_THE PROBLEM:_ Copy every line that holds "JSON".

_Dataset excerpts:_
◆ ◆ ◆ ◆ ◆
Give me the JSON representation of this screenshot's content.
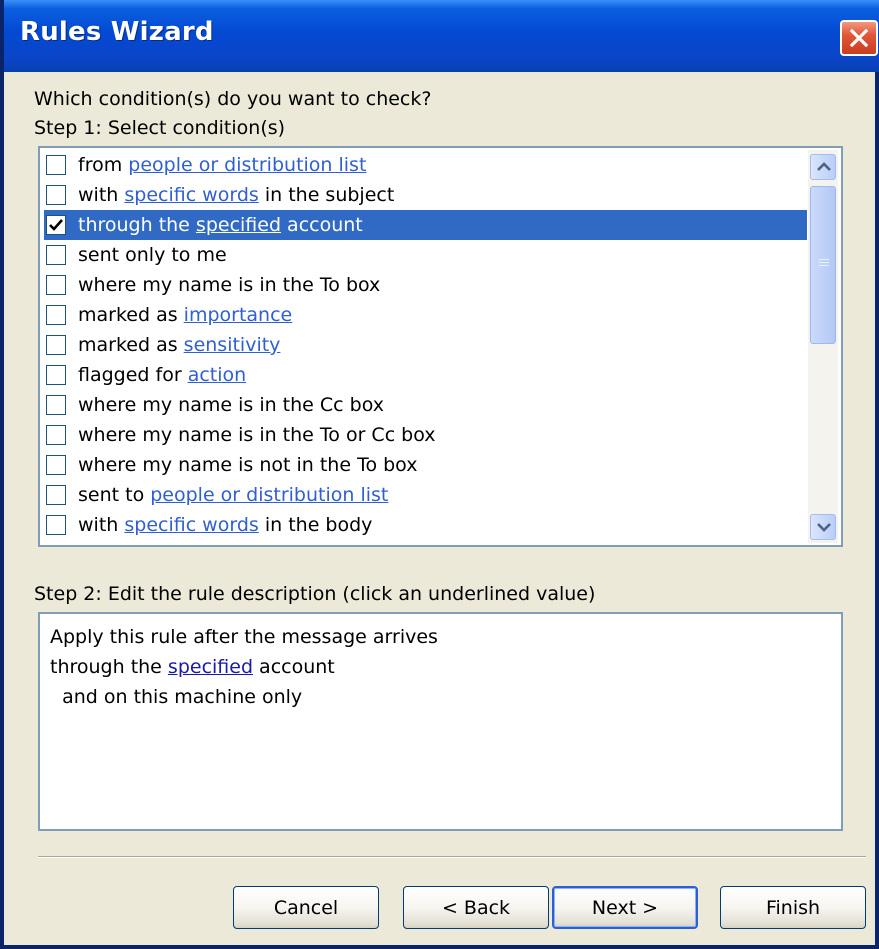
{
  "window": {
    "title": "Rules Wizard"
  },
  "step1": {
    "question": "Which condition(s) do you want to check?",
    "heading": "Step 1: Select condition(s)"
  },
  "conditions": [
    {
      "checked": false,
      "selected": false,
      "parts": [
        {
          "t": "from "
        },
        {
          "t": "people or distribution list",
          "link": true
        }
      ]
    },
    {
      "checked": false,
      "selected": false,
      "parts": [
        {
          "t": "with "
        },
        {
          "t": "specific words",
          "link": true
        },
        {
          "t": " in the subject"
        }
      ]
    },
    {
      "checked": true,
      "selected": true,
      "parts": [
        {
          "t": "through the "
        },
        {
          "t": "specified",
          "link": true
        },
        {
          "t": " account"
        }
      ]
    },
    {
      "checked": false,
      "selected": false,
      "parts": [
        {
          "t": "sent only to me"
        }
      ]
    },
    {
      "checked": false,
      "selected": false,
      "parts": [
        {
          "t": "where my name is in the To box"
        }
      ]
    },
    {
      "checked": false,
      "selected": false,
      "parts": [
        {
          "t": "marked as "
        },
        {
          "t": "importance",
          "link": true
        }
      ]
    },
    {
      "checked": false,
      "selected": false,
      "parts": [
        {
          "t": "marked as "
        },
        {
          "t": "sensitivity",
          "link": true
        }
      ]
    },
    {
      "checked": false,
      "selected": false,
      "parts": [
        {
          "t": "flagged for "
        },
        {
          "t": "action",
          "link": true
        }
      ]
    },
    {
      "checked": false,
      "selected": false,
      "parts": [
        {
          "t": "where my name is in the Cc box"
        }
      ]
    },
    {
      "checked": false,
      "selected": false,
      "parts": [
        {
          "t": "where my name is in the To or Cc box"
        }
      ]
    },
    {
      "checked": false,
      "selected": false,
      "parts": [
        {
          "t": "where my name is not in the To box"
        }
      ]
    },
    {
      "checked": false,
      "selected": false,
      "parts": [
        {
          "t": "sent to "
        },
        {
          "t": "people or distribution list",
          "link": true
        }
      ]
    },
    {
      "checked": false,
      "selected": false,
      "parts": [
        {
          "t": "with "
        },
        {
          "t": "specific words",
          "link": true
        },
        {
          "t": " in the body"
        }
      ]
    }
  ],
  "step2": {
    "heading": "Step 2: Edit the rule description (click an underlined value)",
    "lines": [
      {
        "parts": [
          {
            "t": "Apply this rule after the message arrives"
          }
        ]
      },
      {
        "parts": [
          {
            "t": "through the "
          },
          {
            "t": "specified",
            "link": true
          },
          {
            "t": " account"
          }
        ]
      },
      {
        "parts": [
          {
            "t": "  and on this machine only"
          }
        ]
      }
    ]
  },
  "buttons": {
    "cancel": "Cancel",
    "back": "< Back",
    "next": "Next >",
    "finish": "Finish"
  },
  "colors": {
    "titlebar": "#0449d3",
    "selection": "#316ac5",
    "link": "#2f5fd0",
    "dialog_bg": "#ece9d8"
  }
}
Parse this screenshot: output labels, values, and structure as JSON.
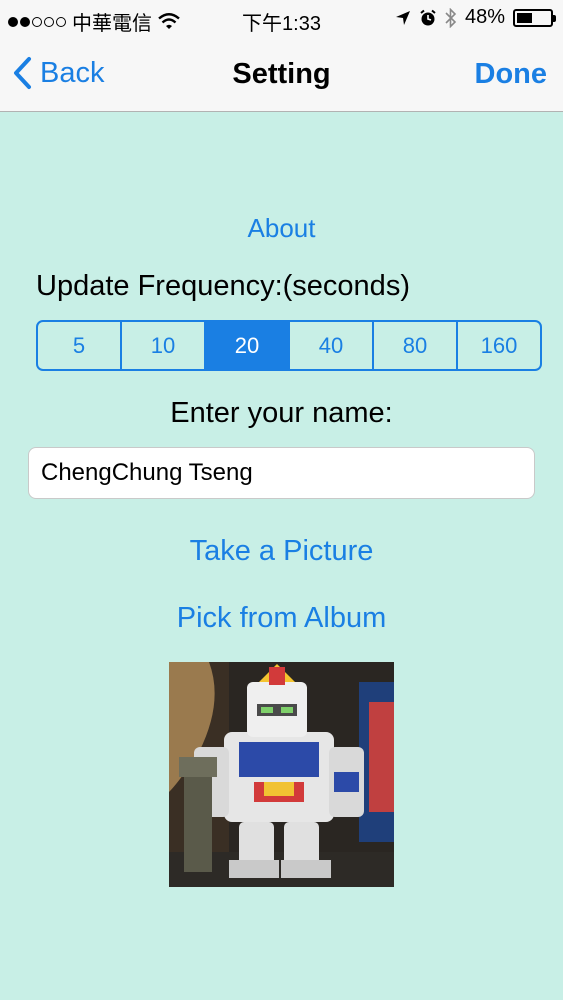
{
  "status_bar": {
    "carrier": "中華電信",
    "time": "下午1:33",
    "battery": "48%",
    "battery_level": 0.48,
    "signal_filled": 2,
    "signal_total": 5,
    "icons": [
      "wifi-icon",
      "location-arrow-icon",
      "alarm-icon",
      "bluetooth-icon",
      "battery-icon"
    ]
  },
  "nav": {
    "back_label": "Back",
    "title": "Setting",
    "done_label": "Done"
  },
  "content": {
    "about_label": "About",
    "frequency_label": "Update Frequency:(seconds)",
    "frequency_options": [
      "5",
      "10",
      "20",
      "40",
      "80",
      "160"
    ],
    "frequency_selected": "20",
    "name_label": "Enter your name:",
    "name_value": "ChengChung Tseng",
    "take_picture_label": "Take a Picture",
    "pick_album_label": "Pick from Album",
    "photo_subject": "robot-figure-photo"
  },
  "colors": {
    "accent": "#1a7fe3",
    "background": "#c8efe6",
    "bar_background": "#f7f7f7"
  }
}
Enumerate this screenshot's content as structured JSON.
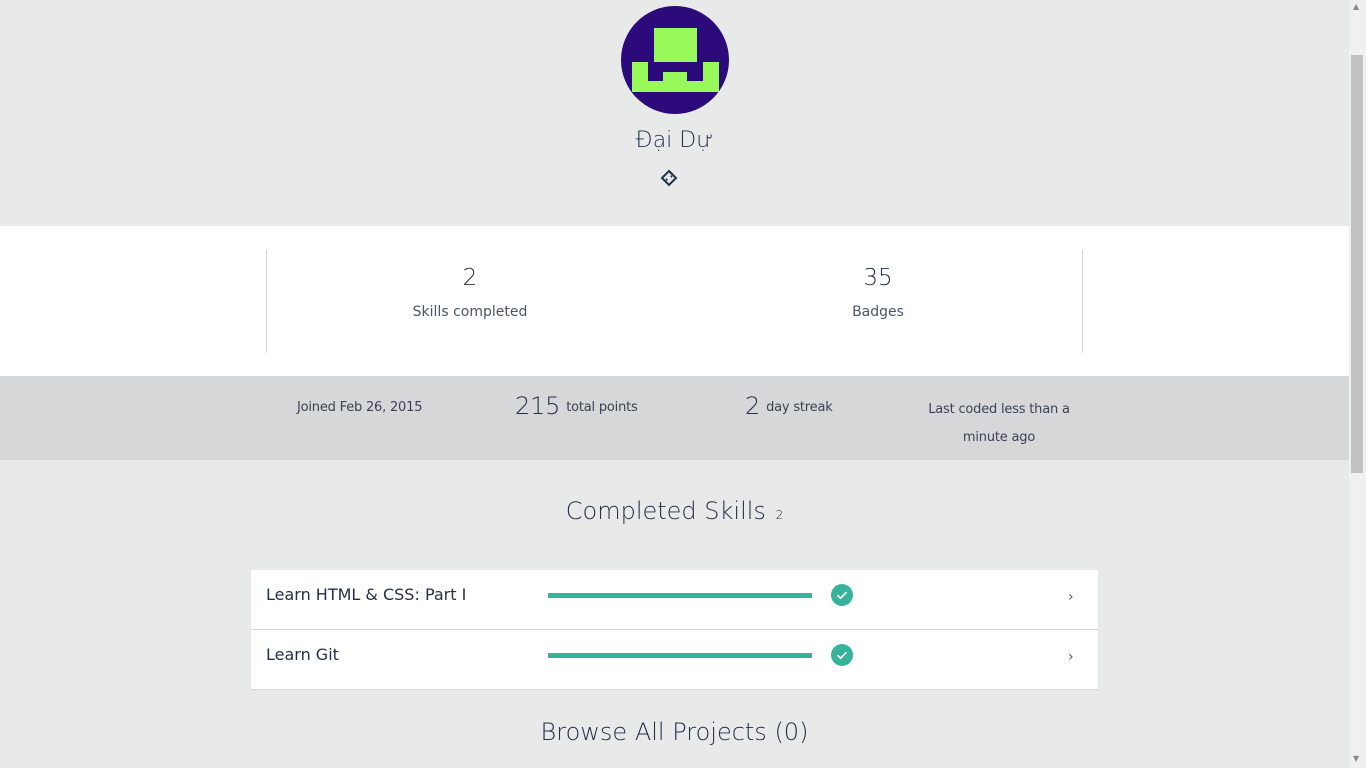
{
  "profile": {
    "username": "Đại Dự",
    "avatar_icon": "pixel-robot-avatar",
    "share_icon": "share-link-icon"
  },
  "stats": {
    "skills_completed": {
      "value": "2",
      "label": "Skills completed"
    },
    "badges": {
      "value": "35",
      "label": "Badges"
    }
  },
  "meta": {
    "joined": "Joined Feb 26, 2015",
    "points_value": "215",
    "points_label": "total points",
    "streak_value": "2",
    "streak_label": "day streak",
    "last_coded": "Last coded less than a minute ago"
  },
  "completed_skills": {
    "title": "Completed Skills",
    "count": "2",
    "items": [
      {
        "name": "Learn HTML & CSS: Part I",
        "progress": 1.0,
        "status_icon": "check-icon",
        "chevron": "›"
      },
      {
        "name": "Learn Git",
        "progress": 1.0,
        "status_icon": "check-icon",
        "chevron": "›"
      }
    ]
  },
  "browse_projects": {
    "title": "Browse All Projects (0)"
  },
  "colors": {
    "accent": "#36b39a",
    "avatar_bg": "#2d0a7c",
    "avatar_fg": "#98f95a",
    "text": "#23304a"
  }
}
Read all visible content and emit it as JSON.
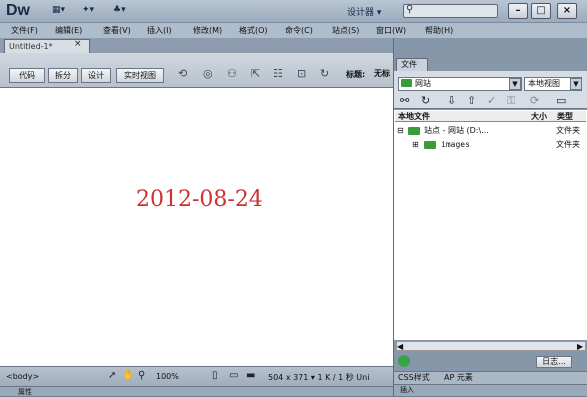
{
  "app": {
    "logo": "Dw",
    "workspace": "设计器 ▾",
    "window_buttons": [
      "–",
      "□",
      "×"
    ]
  },
  "menubar": [
    "文件(F)",
    "编辑(E)",
    "查看(V)",
    "插入(I)",
    "修改(M)",
    "格式(O)",
    "命令(C)",
    "站点(S)",
    "窗口(W)",
    "帮助(H)"
  ],
  "document": {
    "tab_label": "Untitled-1*",
    "tab_close": "×",
    "view_buttons": [
      "代码",
      "拆分",
      "设计",
      "实时视图"
    ],
    "title_label": "标题:",
    "title_value": "无标",
    "canvas_text": "2012-08-24"
  },
  "statusbar": {
    "tag": "<body>",
    "zoom": "100%",
    "dims": "504 x 371 ▾  1 K / 1 秒  Uni"
  },
  "properties_label": "属性",
  "panel": {
    "tab": "文件",
    "site_select": "网站",
    "view_select": "本地视图",
    "headers": [
      "本地文件",
      "大小",
      "类型"
    ],
    "rows": [
      {
        "name": "站点 - 网站 (D:\\...",
        "type": "文件夹"
      },
      {
        "name": "images",
        "type": "文件夹"
      }
    ],
    "log_button": "日志...",
    "css_tab": "CSS样式",
    "ap_tab": "AP 元素",
    "insert_label": "插入"
  }
}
◆ ◆ ◆ ◆ ◆
_EXERCISE ANSWER:_
Give me the JSON representation of this screenshot's content.
Parse this screenshot: output labels, values, and structure as JSON.
Enumerate this screenshot's content as structured JSON.
Read all visible content and emit it as JSON.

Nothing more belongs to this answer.